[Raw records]

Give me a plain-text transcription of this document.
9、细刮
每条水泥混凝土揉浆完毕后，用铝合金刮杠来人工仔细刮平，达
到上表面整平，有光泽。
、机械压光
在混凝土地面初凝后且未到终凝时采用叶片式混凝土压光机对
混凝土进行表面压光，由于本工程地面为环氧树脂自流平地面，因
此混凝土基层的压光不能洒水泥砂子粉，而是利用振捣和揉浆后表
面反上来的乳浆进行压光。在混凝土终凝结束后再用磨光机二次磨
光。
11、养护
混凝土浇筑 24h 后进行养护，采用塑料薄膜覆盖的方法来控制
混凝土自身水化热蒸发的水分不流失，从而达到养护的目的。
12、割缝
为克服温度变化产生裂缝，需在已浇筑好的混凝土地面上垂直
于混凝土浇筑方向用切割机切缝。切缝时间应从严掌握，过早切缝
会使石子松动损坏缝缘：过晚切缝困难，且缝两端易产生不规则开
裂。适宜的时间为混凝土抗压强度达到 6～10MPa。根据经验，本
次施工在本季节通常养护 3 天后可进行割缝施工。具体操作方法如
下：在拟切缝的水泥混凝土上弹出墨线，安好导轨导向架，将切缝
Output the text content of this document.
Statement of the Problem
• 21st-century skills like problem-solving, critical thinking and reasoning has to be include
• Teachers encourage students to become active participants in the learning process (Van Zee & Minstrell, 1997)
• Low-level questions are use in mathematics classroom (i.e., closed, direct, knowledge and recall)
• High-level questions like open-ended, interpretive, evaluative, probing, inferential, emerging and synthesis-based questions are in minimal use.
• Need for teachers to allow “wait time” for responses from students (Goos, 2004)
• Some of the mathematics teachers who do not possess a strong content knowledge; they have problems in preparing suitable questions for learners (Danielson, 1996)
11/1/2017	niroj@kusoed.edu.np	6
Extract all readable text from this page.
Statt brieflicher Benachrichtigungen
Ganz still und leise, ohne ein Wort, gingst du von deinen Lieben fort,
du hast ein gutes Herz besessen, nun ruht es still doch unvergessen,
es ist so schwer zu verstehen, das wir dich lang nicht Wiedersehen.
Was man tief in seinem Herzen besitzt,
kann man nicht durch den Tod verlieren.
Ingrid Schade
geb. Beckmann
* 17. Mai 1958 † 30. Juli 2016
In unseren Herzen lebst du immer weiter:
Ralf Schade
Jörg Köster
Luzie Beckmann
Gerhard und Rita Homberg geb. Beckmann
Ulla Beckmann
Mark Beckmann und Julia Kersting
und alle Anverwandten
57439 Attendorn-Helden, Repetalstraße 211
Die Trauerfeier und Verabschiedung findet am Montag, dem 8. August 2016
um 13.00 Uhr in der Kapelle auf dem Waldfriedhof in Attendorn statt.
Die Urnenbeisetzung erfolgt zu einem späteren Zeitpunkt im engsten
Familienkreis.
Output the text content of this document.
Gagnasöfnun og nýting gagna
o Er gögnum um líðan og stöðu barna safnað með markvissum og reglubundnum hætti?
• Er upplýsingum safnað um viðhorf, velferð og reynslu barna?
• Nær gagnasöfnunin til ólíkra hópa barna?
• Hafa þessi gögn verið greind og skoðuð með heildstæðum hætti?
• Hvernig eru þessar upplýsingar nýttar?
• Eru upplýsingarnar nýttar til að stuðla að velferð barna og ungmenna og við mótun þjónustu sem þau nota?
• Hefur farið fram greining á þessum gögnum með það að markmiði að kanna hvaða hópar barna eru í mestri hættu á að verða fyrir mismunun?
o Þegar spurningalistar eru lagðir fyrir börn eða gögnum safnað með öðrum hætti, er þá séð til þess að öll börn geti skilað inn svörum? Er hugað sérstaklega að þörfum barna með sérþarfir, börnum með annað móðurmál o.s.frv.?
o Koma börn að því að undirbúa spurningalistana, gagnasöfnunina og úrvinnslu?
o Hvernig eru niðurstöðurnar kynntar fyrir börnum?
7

**EXERCISE**
Extract the complete data, matching each line exactly.

**THE SOLUTION**
Give me a plain-text transcription of this document.
9、细刮
每条水泥混凝土揉浆完毕后，用铝合金刮杠来人工仔细刮平，达
到上表面整平，有光泽。
、机械压光
在混凝土地面初凝后且未到终凝时采用叶片式混凝土压光机对
混凝土进行表面压光，由于本工程地面为环氧树脂自流平地面，因
此混凝土基层的压光不能洒水泥砂子粉，而是利用振捣和揉浆后表
面反上来的乳浆进行压光。在混凝土终凝结束后再用磨光机二次磨
光。
11、养护
混凝土浇筑 24h 后进行养护，采用塑料薄膜覆盖的方法来控制
混凝土自身水化热蒸发的水分不流失，从而达到养护的目的。
12、割缝
为克服温度变化产生裂缝，需在已浇筑好的混凝土地面上垂直
于混凝土浇筑方向用切割机切缝。切缝时间应从严掌握，过早切缝
会使石子松动损坏缝缘：过晚切缝困难，且缝两端易产生不规则开
裂。适宜的时间为混凝土抗压强度达到 6～10MPa。根据经验，本
次施工在本季节通常养护 3 天后可进行割缝施工。具体操作方法如
下：在拟切缝的水泥混凝土上弹出墨线，安好导轨导向架，将切缝
Output the text content of this document.
Statement of the Problem
• 21st-century skills like problem-solving, critical thinking and reasoning has to be include
• Teachers encourage students to become active participants in the learning process (Van Zee & Minstrell, 1997)
• Low-level questions are use in mathematics classroom (i.e., closed, direct, knowledge and recall)
• High-level questions like open-ended, interpretive, evaluative, probing, inferential, emerging and synthesis-based questions are in minimal use.
• Need for teachers to allow “wait time” for responses from students (Goos, 2004)
• Some of the mathematics teachers who do not possess a strong content knowledge; they have problems in preparing suitable questions for learners (Danielson, 1996)
11/1/2017	niroj@kusoed.edu.np	6
Extract all readable text from this page.
Statt brieflicher Benachrichtigungen
Ganz still und leise, ohne ein Wort, gingst du von deinen Lieben fort,
du hast ein gutes Herz besessen, nun ruht es still doch unvergessen,
es ist so schwer zu verstehen, das wir dich lang nicht Wiedersehen.
Was man tief in seinem Herzen besitzt,
kann man nicht durch den Tod verlieren.
Ingrid Schade
geb. Beckmann
* 17. Mai 1958 † 30. Juli 2016
In unseren Herzen lebst du immer weiter:
Ralf Schade
Jörg Köster
Luzie Beckmann
Gerhard und Rita Homberg geb. Beckmann
Ulla Beckmann
Mark Beckmann und Julia Kersting
und alle Anverwandten
57439 Attendorn-Helden, Repetalstraße 211
Die Trauerfeier und Verabschiedung findet am Montag, dem 8. August 2016
um 13.00 Uhr in der Kapelle auf dem Waldfriedhof in Attendorn statt.
Die Urnenbeisetzung erfolgt zu einem späteren Zeitpunkt im engsten
Familienkreis.
Output the text content of this document.
Gagnasöfnun og nýting gagna
o Er gögnum um líðan og stöðu barna safnað með markvissum og reglubundnum hætti?
• Er upplýsingum safnað um viðhorf, velferð og reynslu barna?
• Nær gagnasöfnunin til ólíkra hópa barna?
• Hafa þessi gögn verið greind og skoðuð með heildstæðum hætti?
• Hvernig eru þessar upplýsingar nýttar?
• Eru upplýsingarnar nýttar til að stuðla að velferð barna og ungmenna og við mótun þjónustu sem þau nota?
• Hefur farið fram greining á þessum gögnum með það að markmiði að kanna hvaða hópar barna eru í mestri hættu á að verða fyrir mismunun?
o Þegar spurningalistar eru lagðir fyrir börn eða gögnum safnað með öðrum hætti, er þá séð til þess að öll börn geti skilað inn svörum? Er hugað sérstaklega að þörfum barna með sérþarfir, börnum með annað móðurmál o.s.frv.?
o Koma börn að því að undirbúa spurningalistana, gagnasöfnunina og úrvinnslu?
o Hvernig eru niðurstöðurnar kynntar fyrir börnum?
7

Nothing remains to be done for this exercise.